*Required work*.
Show all lines that include the string "Ages"; copy each one.
+++ Data shown +++
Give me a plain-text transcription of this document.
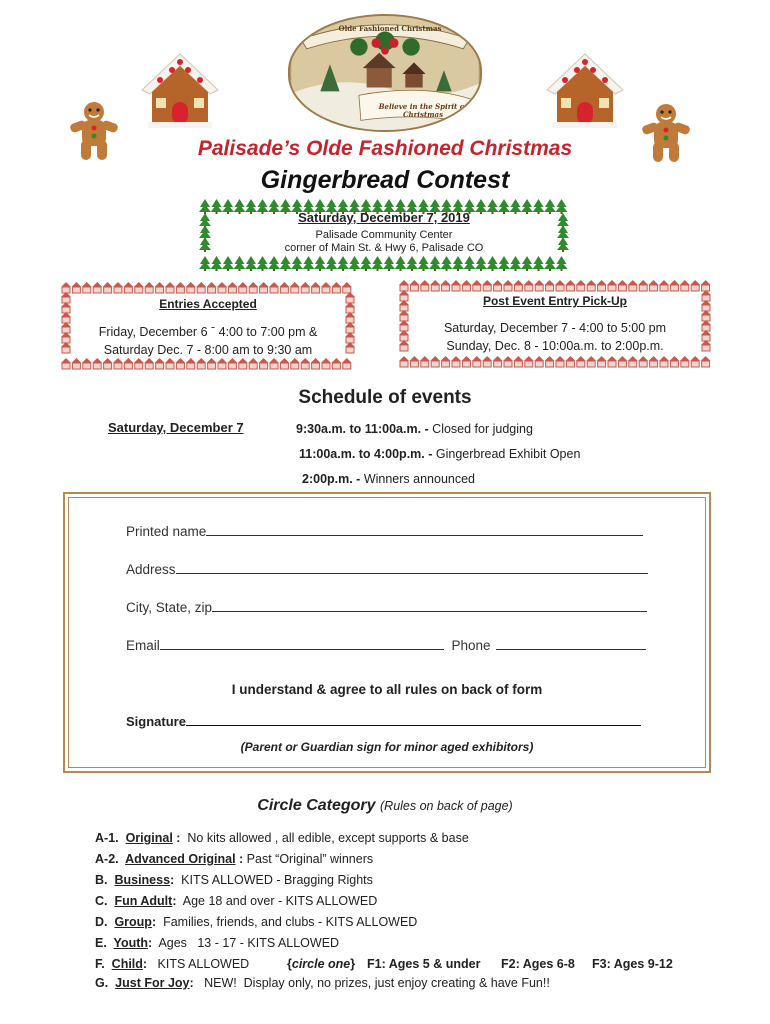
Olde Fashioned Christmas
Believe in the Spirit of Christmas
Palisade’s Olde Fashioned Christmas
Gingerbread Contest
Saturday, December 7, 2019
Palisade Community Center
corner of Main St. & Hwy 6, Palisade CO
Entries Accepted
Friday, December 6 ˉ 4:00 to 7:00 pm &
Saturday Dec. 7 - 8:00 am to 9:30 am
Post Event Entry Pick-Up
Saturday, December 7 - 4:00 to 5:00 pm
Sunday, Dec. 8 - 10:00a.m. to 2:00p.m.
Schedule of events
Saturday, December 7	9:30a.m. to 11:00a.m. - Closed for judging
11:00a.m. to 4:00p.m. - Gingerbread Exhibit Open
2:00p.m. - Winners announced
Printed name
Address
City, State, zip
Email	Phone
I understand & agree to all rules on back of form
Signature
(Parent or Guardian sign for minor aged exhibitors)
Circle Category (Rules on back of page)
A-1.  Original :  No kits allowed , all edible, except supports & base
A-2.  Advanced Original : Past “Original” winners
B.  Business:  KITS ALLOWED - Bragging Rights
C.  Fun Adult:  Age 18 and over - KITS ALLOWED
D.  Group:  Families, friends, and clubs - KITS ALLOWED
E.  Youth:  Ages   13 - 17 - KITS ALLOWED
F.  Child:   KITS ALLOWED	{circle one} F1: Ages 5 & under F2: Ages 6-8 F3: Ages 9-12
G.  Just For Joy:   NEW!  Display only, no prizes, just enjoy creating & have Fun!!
+++
*The solution*.
E.  Youth:  Ages   13 - 17 - KITS ALLOWED
F.  Child:   KITS ALLOWED	{circle one} F1: Ages 5 & under F2: Ages 6-8 F3: Ages 9-12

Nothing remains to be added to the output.